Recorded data
%%

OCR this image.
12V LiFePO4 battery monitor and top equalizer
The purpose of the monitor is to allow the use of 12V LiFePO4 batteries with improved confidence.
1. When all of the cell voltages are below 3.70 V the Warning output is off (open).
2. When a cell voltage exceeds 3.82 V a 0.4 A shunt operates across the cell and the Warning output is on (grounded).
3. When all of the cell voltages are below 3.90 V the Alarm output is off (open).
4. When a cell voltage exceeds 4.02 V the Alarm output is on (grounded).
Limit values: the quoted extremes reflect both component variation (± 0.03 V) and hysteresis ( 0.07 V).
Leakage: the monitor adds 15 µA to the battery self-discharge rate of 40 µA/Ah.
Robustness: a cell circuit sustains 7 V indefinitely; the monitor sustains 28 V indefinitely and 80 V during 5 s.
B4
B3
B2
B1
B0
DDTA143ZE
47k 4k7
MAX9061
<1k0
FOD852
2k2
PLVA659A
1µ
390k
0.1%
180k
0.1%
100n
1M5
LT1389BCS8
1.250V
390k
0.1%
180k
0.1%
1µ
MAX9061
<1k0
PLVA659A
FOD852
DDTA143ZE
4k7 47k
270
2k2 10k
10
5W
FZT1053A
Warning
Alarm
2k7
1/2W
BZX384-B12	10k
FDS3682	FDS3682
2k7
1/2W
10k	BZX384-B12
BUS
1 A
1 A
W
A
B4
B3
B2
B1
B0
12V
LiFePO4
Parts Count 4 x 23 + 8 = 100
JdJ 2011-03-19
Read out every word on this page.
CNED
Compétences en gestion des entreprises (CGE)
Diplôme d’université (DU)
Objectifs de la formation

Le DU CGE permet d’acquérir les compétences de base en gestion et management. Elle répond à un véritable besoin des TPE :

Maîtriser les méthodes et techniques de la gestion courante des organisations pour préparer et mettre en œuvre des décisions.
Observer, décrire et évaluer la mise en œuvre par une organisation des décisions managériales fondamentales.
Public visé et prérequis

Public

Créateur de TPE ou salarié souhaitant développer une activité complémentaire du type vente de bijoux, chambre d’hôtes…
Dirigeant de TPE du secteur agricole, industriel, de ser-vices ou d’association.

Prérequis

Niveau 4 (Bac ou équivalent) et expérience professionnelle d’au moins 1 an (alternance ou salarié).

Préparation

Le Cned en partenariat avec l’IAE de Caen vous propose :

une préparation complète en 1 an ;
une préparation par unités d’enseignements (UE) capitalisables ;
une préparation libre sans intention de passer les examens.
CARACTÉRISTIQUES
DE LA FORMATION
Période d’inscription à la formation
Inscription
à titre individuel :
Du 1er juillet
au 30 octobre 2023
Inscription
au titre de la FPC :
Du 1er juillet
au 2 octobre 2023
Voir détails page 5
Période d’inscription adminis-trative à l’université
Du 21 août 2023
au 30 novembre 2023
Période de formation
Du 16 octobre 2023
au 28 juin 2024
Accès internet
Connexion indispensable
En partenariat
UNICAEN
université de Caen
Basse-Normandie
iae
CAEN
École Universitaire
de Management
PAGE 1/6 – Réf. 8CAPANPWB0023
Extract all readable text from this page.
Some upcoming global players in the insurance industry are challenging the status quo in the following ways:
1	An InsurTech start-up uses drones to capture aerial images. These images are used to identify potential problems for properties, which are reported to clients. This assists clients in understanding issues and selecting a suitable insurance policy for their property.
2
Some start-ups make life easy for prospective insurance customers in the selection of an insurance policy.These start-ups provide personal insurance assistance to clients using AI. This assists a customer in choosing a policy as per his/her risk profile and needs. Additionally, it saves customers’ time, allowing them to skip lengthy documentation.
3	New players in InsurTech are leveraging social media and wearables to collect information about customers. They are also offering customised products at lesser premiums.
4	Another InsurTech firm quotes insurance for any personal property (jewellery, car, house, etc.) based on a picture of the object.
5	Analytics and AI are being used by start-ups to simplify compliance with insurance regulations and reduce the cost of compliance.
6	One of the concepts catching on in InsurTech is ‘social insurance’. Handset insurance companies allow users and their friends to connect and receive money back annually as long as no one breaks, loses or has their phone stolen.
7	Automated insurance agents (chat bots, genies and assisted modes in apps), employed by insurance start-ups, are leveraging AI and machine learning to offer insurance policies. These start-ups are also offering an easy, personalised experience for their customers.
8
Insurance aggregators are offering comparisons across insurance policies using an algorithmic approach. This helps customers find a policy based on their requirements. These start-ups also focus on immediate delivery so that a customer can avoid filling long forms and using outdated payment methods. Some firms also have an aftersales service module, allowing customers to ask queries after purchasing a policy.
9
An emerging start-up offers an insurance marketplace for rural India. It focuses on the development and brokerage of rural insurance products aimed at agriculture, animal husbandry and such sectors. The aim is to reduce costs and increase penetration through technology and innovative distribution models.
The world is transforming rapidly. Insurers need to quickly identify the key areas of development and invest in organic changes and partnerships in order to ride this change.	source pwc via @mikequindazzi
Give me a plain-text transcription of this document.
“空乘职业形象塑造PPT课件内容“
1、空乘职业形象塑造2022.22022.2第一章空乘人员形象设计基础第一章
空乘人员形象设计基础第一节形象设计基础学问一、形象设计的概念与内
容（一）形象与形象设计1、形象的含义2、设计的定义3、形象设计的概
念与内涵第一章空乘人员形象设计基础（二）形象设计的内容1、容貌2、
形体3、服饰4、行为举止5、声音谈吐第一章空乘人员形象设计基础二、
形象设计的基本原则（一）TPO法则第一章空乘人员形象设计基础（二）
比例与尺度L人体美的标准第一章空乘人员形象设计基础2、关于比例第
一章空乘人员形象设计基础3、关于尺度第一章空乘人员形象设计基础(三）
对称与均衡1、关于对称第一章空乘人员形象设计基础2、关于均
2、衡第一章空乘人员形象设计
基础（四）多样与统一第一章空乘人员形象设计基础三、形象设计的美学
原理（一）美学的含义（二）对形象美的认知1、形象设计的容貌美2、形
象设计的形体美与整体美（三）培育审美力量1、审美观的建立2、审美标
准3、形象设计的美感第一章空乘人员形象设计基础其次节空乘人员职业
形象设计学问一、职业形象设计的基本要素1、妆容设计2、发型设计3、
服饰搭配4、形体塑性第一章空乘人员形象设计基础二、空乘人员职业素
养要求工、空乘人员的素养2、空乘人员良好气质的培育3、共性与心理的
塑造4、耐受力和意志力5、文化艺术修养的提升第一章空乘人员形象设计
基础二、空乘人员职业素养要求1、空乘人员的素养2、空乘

%%

Goal of the exercise:
Set down the entries verbatim, leaving none out.

Result for this task:
OCR this image.
12V LiFePO4 battery monitor and top equalizer
The purpose of the monitor is to allow the use of 12V LiFePO4 batteries with improved confidence.
1. When all of the cell voltages are below 3.70 V the Warning output is off (open).
2. When a cell voltage exceeds 3.82 V a 0.4 A shunt operates across the cell and the Warning output is on (grounded).
3. When all of the cell voltages are below 3.90 V the Alarm output is off (open).
4. When a cell voltage exceeds 4.02 V the Alarm output is on (grounded).
Limit values: the quoted extremes reflect both component variation (± 0.03 V) and hysteresis ( 0.07 V).
Leakage: the monitor adds 15 µA to the battery self-discharge rate of 40 µA/Ah.
Robustness: a cell circuit sustains 7 V indefinitely; the monitor sustains 28 V indefinitely and 80 V during 5 s.
B4
B3
B2
B1
B0
DDTA143ZE
47k 4k7
MAX9061
<1k0
FOD852
2k2
PLVA659A
1µ
390k
0.1%
180k
0.1%
100n
1M5
LT1389BCS8
1.250V
390k
0.1%
180k
0.1%
1µ
MAX9061
<1k0
PLVA659A
FOD852
DDTA143ZE
4k7 47k
270
2k2 10k
10
5W
FZT1053A
Warning
Alarm
2k7
1/2W
BZX384-B12	10k
FDS3682	FDS3682
2k7
1/2W
10k	BZX384-B12
BUS
1 A
1 A
W
A
B4
B3
B2
B1
B0
12V
LiFePO4
Parts Count 4 x 23 + 8 = 100
JdJ 2011-03-19
Read out every word on this page.
CNED
Compétences en gestion des entreprises (CGE)
Diplôme d’université (DU)
Objectifs de la formation

Le DU CGE permet d’acquérir les compétences de base en gestion et management. Elle répond à un véritable besoin des TPE :

Maîtriser les méthodes et techniques de la gestion courante des organisations pour préparer et mettre en œuvre des décisions.
Observer, décrire et évaluer la mise en œuvre par une organisation des décisions managériales fondamentales.
Public visé et prérequis

Public

Créateur de TPE ou salarié souhaitant développer une activité complémentaire du type vente de bijoux, chambre d’hôtes…
Dirigeant de TPE du secteur agricole, industriel, de ser-vices ou d’association.

Prérequis

Niveau 4 (Bac ou équivalent) et expérience professionnelle d’au moins 1 an (alternance ou salarié).

Préparation

Le Cned en partenariat avec l’IAE de Caen vous propose :

une préparation complète en 1 an ;
une préparation par unités d’enseignements (UE) capitalisables ;
une préparation libre sans intention de passer les examens.
CARACTÉRISTIQUES
DE LA FORMATION
Période d’inscription à la formation
Inscription
à titre individuel :
Du 1er juillet
au 30 octobre 2023
Inscription
au titre de la FPC :
Du 1er juillet
au 2 octobre 2023
Voir détails page 5
Période d’inscription adminis-trative à l’université
Du 21 août 2023
au 30 novembre 2023
Période de formation
Du 16 octobre 2023
au 28 juin 2024
Accès internet
Connexion indispensable
En partenariat
UNICAEN
université de Caen
Basse-Normandie
iae
CAEN
École Universitaire
de Management
PAGE 1/6 – Réf. 8CAPANPWB0023
Extract all readable text from this page.
Some upcoming global players in the insurance industry are challenging the status quo in the following ways:
1	An InsurTech start-up uses drones to capture aerial images. These images are used to identify potential problems for properties, which are reported to clients. This assists clients in understanding issues and selecting a suitable insurance policy for their property.
2
Some start-ups make life easy for prospective insurance customers in the selection of an insurance policy.These start-ups provide personal insurance assistance to clients using AI. This assists a customer in choosing a policy as per his/her risk profile and needs. Additionally, it saves customers’ time, allowing them to skip lengthy documentation.
3	New players in InsurTech are leveraging social media and wearables to collect information about customers. They are also offering customised products at lesser premiums.
4	Another InsurTech firm quotes insurance for any personal property (jewellery, car, house, etc.) based on a picture of the object.
5	Analytics and AI are being used by start-ups to simplify compliance with insurance regulations and reduce the cost of compliance.
6	One of the concepts catching on in InsurTech is ‘social insurance’. Handset insurance companies allow users and their friends to connect and receive money back annually as long as no one breaks, loses or has their phone stolen.
7	Automated insurance agents (chat bots, genies and assisted modes in apps), employed by insurance start-ups, are leveraging AI and machine learning to offer insurance policies. These start-ups are also offering an easy, personalised experience for their customers.
8
Insurance aggregators are offering comparisons across insurance policies using an algorithmic approach. This helps customers find a policy based on their requirements. These start-ups also focus on immediate delivery so that a customer can avoid filling long forms and using outdated payment methods. Some firms also have an aftersales service module, allowing customers to ask queries after purchasing a policy.
9
An emerging start-up offers an insurance marketplace for rural India. It focuses on the development and brokerage of rural insurance products aimed at agriculture, animal husbandry and such sectors. The aim is to reduce costs and increase penetration through technology and innovative distribution models.
The world is transforming rapidly. Insurers need to quickly identify the key areas of development and invest in organic changes and partnerships in order to ride this change.	source pwc via @mikequindazzi
Give me a plain-text transcription of this document.
“空乘职业形象塑造PPT课件内容“
1、空乘职业形象塑造2022.22022.2第一章空乘人员形象设计基础第一章
空乘人员形象设计基础第一节形象设计基础学问一、形象设计的概念与内
容（一）形象与形象设计1、形象的含义2、设计的定义3、形象设计的概
念与内涵第一章空乘人员形象设计基础（二）形象设计的内容1、容貌2、
形体3、服饰4、行为举止5、声音谈吐第一章空乘人员形象设计基础二、
形象设计的基本原则（一）TPO法则第一章空乘人员形象设计基础（二）
比例与尺度L人体美的标准第一章空乘人员形象设计基础2、关于比例第
一章空乘人员形象设计基础3、关于尺度第一章空乘人员形象设计基础(三）
对称与均衡1、关于对称第一章空乘人员形象设计基础2、关于均
2、衡第一章空乘人员形象设计
基础（四）多样与统一第一章空乘人员形象设计基础三、形象设计的美学
原理（一）美学的含义（二）对形象美的认知1、形象设计的容貌美2、形
象设计的形体美与整体美（三）培育审美力量1、审美观的建立2、审美标
准3、形象设计的美感第一章空乘人员形象设计基础其次节空乘人员职业
形象设计学问一、职业形象设计的基本要素1、妆容设计2、发型设计3、
服饰搭配4、形体塑性第一章空乘人员形象设计基础二、空乘人员职业素
养要求工、空乘人员的素养2、空乘人员良好气质的培育3、共性与心理的
塑造4、耐受力和意志力5、文化艺术修养的提升第一章空乘人员形象设计
基础二、空乘人员职业素养要求1、空乘人员的素养2、空乘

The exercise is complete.